DO THIS:
Type out the data exactly as given. Skip any image.

○ ○ ○ ○ ○

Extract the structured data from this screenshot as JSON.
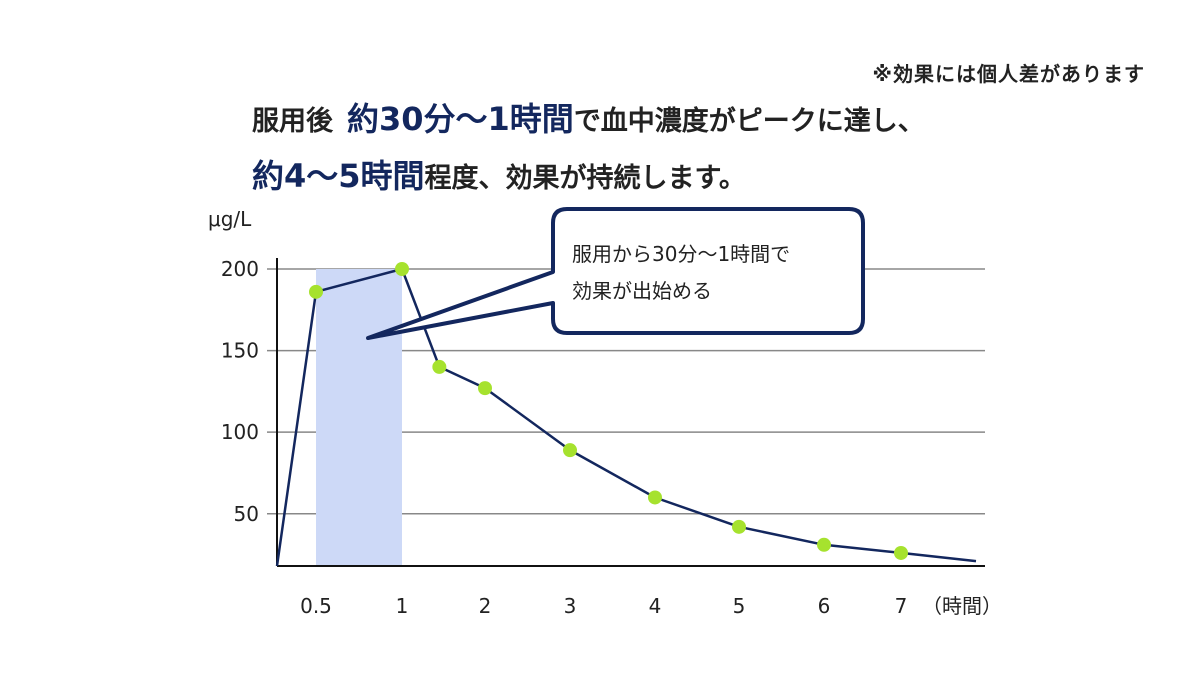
{
  "note": "※効果には個人差があります",
  "headline": {
    "line1_prefix": "服用後",
    "line1_em": "約30分〜1時間",
    "line1_suffix": "で血中濃度がピークに達し、",
    "line2_em": "約4〜5時間",
    "line2_suffix": "程度、効果が持続します。"
  },
  "callout": {
    "line1": "服用から30分〜1時間で",
    "line2": "効果が出始める"
  },
  "colors": {
    "line": "#13275e",
    "marker": "#a6e22e",
    "highlight": "#cdd9f7",
    "grid": "#888888",
    "emphasis": "#13275e"
  },
  "chart_data": {
    "type": "line",
    "ylabel": "μg/L",
    "xlabel": "（時間）",
    "ylim": [
      18,
      200
    ],
    "yticks": [
      50,
      100,
      150,
      200
    ],
    "xticks": [
      0.5,
      1,
      2,
      3,
      4,
      5,
      6,
      7
    ],
    "xtick_labels": [
      "0.5",
      "1",
      "2",
      "3",
      "4",
      "5",
      "6",
      "7"
    ],
    "grid": true,
    "highlight_x_range": [
      0.5,
      1
    ],
    "series": [
      {
        "x": [
          0,
          0.5,
          1,
          1.45,
          2,
          3,
          4,
          5,
          6,
          7,
          7.9
        ],
        "y": [
          18,
          186,
          200,
          140,
          127,
          89,
          60,
          42,
          31,
          26,
          21
        ],
        "marker_indices": [
          1,
          2,
          3,
          4,
          5,
          6,
          7,
          8,
          9
        ]
      }
    ]
  }
}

○ ○ ○ ○ ○

RESULT FOR THIS EXERCISE:
Extract the structured data from this screenshot as JSON.
{
  "note": "※効果には個人差があります",
  "headline": {
    "line1_prefix": "服用後",
    "line1_em": "約30分〜1時間",
    "line1_suffix": "で血中濃度がピークに達し、",
    "line2_em": "約4〜5時間",
    "line2_suffix": "程度、効果が持続します。"
  },
  "callout": {
    "line1": "服用から30分〜1時間で",
    "line2": "効果が出始める"
  },
  "colors": {
    "line": "#13275e",
    "marker": "#a6e22e",
    "highlight": "#cdd9f7",
    "grid": "#888888",
    "emphasis": "#13275e"
  },
  "chart_data": {
    "type": "line",
    "ylabel": "μg/L",
    "xlabel": "（時間）",
    "ylim": [
      18,
      200
    ],
    "yticks": [
      50,
      100,
      150,
      200
    ],
    "xticks": [
      0.5,
      1,
      2,
      3,
      4,
      5,
      6,
      7
    ],
    "xtick_labels": [
      "0.5",
      "1",
      "2",
      "3",
      "4",
      "5",
      "6",
      "7"
    ],
    "grid": true,
    "highlight_x_range": [
      0.5,
      1
    ],
    "series": [
      {
        "x": [
          0,
          0.5,
          1,
          1.45,
          2,
          3,
          4,
          5,
          6,
          7,
          7.9
        ],
        "y": [
          18,
          186,
          200,
          140,
          127,
          89,
          60,
          42,
          31,
          26,
          21
        ],
        "marker_indices": [
          1,
          2,
          3,
          4,
          5,
          6,
          7,
          8,
          9
        ]
      }
    ]
  }
}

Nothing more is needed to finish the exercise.